◆ What you are asked to do ◆
Go through the records and extract every line with the word "distinguish".

◆ Exercise materials ◆
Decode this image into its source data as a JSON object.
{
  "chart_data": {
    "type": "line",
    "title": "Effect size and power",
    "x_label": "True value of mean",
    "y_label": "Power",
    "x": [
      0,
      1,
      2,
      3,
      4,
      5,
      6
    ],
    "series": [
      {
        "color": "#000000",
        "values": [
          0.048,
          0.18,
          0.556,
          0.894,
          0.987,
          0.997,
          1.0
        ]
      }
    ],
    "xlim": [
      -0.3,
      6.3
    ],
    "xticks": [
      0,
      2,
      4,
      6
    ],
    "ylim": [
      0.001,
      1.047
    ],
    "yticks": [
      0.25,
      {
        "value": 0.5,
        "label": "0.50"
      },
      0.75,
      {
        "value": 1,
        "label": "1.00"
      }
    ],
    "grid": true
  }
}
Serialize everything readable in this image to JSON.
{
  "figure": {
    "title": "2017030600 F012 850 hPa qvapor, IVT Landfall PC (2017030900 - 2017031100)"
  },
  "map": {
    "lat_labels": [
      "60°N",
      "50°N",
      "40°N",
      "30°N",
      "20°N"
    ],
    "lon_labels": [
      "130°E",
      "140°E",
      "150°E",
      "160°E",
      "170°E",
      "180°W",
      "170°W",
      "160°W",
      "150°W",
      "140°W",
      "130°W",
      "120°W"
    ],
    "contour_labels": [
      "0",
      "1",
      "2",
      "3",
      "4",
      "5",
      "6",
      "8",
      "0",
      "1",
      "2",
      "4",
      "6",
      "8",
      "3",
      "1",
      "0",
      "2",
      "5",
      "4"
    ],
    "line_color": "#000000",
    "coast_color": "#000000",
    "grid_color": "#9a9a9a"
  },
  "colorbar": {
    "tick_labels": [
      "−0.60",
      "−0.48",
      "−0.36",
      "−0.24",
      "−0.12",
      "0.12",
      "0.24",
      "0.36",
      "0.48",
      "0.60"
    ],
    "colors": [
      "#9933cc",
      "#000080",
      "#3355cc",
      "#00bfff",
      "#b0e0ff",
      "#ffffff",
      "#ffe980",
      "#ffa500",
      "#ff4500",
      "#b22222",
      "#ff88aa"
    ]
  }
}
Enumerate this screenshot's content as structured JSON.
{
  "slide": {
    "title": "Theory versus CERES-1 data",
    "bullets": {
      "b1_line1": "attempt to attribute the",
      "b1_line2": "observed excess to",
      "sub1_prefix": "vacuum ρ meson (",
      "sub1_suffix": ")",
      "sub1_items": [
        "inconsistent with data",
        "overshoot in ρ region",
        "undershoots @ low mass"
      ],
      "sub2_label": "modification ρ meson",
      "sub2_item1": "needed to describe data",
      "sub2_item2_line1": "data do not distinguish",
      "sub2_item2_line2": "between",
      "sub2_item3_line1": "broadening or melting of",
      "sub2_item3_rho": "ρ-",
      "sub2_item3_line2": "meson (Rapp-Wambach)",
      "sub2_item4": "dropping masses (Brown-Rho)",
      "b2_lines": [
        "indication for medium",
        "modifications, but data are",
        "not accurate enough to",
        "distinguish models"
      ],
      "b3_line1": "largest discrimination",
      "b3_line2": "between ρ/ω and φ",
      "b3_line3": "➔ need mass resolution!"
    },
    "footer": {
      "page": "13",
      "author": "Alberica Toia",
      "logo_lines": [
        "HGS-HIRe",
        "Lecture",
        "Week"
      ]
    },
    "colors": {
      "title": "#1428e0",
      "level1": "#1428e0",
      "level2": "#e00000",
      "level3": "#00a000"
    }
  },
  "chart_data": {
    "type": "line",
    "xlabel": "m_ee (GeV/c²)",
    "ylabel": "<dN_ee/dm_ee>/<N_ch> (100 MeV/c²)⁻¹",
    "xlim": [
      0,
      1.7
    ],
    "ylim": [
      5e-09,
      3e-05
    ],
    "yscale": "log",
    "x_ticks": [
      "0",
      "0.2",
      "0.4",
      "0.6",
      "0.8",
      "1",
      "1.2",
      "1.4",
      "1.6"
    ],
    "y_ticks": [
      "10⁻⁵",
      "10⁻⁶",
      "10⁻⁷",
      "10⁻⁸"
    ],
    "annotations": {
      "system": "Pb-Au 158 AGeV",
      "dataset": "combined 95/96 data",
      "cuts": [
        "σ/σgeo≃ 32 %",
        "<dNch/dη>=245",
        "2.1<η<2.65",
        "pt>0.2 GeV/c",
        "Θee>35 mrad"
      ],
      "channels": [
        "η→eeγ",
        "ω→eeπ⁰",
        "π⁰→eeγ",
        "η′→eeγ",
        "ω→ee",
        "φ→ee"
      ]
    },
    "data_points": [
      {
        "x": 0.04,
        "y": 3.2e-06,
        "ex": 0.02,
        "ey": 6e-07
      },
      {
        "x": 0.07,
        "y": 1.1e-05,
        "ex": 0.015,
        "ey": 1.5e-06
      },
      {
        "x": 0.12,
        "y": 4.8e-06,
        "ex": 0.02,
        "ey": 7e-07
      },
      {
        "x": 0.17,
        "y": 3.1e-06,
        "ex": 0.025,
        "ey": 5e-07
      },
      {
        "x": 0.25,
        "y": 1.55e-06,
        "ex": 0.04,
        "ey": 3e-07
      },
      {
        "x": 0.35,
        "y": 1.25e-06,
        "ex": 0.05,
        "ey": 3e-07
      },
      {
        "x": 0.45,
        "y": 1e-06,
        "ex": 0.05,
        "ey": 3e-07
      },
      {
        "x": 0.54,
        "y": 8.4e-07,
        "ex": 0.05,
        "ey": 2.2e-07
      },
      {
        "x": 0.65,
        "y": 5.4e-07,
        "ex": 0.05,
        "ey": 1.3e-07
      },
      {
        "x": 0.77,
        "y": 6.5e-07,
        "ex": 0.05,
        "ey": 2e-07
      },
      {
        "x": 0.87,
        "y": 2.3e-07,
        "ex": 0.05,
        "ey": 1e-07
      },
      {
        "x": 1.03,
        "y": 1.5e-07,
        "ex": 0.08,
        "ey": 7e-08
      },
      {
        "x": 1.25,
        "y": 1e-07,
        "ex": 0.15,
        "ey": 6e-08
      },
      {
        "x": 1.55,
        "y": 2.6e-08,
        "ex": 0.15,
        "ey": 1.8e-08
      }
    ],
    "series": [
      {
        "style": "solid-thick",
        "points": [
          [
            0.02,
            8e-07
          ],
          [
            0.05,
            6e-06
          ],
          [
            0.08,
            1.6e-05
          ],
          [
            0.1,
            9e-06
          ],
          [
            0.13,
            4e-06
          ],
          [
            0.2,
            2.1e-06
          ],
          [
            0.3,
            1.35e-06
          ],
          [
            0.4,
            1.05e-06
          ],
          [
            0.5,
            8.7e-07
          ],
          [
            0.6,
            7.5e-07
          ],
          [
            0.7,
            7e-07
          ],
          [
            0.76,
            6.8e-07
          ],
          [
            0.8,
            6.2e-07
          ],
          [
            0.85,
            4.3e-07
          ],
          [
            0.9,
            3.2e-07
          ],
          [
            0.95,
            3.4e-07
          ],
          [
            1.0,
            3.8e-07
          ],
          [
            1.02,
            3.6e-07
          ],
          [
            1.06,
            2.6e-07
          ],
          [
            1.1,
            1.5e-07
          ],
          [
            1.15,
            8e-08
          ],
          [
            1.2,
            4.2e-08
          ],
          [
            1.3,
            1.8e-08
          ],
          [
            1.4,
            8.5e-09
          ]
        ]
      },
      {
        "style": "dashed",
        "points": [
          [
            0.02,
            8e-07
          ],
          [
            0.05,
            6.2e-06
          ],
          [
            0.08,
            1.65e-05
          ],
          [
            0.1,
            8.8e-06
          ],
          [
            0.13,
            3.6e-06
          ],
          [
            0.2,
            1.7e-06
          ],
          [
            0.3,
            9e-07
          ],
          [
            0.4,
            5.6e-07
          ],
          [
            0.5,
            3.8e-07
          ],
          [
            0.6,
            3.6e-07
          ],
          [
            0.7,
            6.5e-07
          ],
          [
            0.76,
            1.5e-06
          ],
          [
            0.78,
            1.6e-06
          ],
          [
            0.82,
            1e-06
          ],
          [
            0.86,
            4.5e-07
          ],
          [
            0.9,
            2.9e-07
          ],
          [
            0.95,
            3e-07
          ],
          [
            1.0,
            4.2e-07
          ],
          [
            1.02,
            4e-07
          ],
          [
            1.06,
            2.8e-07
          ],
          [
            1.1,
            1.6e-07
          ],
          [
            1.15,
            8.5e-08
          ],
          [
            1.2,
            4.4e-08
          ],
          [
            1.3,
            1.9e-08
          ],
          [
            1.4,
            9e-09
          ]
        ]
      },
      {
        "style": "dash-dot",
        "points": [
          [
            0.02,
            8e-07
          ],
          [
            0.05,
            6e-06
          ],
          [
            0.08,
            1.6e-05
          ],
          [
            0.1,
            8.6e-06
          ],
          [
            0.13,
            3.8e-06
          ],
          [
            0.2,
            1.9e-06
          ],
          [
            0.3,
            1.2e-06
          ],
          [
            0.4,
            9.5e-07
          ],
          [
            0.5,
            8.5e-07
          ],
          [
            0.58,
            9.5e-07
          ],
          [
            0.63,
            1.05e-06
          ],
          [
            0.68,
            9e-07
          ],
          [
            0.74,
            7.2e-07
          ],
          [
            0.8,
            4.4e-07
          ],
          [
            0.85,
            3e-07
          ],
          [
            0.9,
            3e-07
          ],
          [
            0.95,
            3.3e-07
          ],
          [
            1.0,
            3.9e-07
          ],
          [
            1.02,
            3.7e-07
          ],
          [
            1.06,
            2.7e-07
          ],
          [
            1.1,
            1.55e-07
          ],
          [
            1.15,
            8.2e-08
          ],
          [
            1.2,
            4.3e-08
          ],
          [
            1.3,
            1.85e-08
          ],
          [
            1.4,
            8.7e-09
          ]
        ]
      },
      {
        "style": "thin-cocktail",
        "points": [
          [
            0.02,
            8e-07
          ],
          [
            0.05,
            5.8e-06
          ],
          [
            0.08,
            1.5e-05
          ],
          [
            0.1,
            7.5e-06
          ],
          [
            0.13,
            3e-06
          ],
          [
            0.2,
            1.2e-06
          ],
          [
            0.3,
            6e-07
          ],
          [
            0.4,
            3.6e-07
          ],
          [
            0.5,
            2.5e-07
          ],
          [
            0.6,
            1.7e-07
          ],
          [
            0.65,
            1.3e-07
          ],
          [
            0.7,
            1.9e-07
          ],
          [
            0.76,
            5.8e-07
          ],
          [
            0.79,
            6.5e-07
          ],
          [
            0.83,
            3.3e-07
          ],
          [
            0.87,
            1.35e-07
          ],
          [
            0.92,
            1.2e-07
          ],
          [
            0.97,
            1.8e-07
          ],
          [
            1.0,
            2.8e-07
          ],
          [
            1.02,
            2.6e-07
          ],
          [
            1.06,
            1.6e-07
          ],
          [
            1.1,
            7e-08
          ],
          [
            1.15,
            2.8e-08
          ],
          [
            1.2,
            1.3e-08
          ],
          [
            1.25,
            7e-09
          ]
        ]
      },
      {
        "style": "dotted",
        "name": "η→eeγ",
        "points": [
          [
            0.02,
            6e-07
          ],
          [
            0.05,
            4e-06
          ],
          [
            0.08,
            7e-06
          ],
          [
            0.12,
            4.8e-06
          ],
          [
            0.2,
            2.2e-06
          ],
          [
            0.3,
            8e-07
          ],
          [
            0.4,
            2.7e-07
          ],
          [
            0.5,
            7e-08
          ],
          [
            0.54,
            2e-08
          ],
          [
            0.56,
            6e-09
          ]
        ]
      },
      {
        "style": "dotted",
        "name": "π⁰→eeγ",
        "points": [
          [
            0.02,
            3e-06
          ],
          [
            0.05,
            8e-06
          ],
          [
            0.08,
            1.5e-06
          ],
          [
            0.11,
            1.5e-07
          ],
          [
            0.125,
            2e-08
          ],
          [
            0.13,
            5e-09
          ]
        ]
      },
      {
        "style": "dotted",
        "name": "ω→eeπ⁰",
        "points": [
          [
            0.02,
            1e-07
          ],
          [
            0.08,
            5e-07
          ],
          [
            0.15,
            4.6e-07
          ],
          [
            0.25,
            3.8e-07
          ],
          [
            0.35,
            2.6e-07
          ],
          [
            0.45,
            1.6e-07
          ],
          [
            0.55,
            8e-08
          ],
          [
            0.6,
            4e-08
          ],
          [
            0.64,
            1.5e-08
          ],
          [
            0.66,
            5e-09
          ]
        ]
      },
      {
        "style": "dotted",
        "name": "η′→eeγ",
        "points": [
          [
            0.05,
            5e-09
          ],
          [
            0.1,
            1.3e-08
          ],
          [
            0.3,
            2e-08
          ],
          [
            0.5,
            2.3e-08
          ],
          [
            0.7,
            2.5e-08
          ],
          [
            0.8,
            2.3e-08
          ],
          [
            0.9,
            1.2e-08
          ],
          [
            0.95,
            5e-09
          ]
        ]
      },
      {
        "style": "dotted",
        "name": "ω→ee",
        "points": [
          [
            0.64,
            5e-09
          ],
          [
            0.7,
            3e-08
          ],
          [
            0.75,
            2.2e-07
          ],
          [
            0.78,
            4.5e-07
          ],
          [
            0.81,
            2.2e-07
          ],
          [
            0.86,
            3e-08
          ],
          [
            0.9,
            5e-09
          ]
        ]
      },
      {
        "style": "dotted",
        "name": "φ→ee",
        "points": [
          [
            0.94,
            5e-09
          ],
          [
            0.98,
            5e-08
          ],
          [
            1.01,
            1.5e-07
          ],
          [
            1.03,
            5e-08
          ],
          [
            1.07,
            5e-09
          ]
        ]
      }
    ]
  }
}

◆ Solution for this task ◆
      "sub2_item2_line1": "data do not distinguish",
        "distinguish models"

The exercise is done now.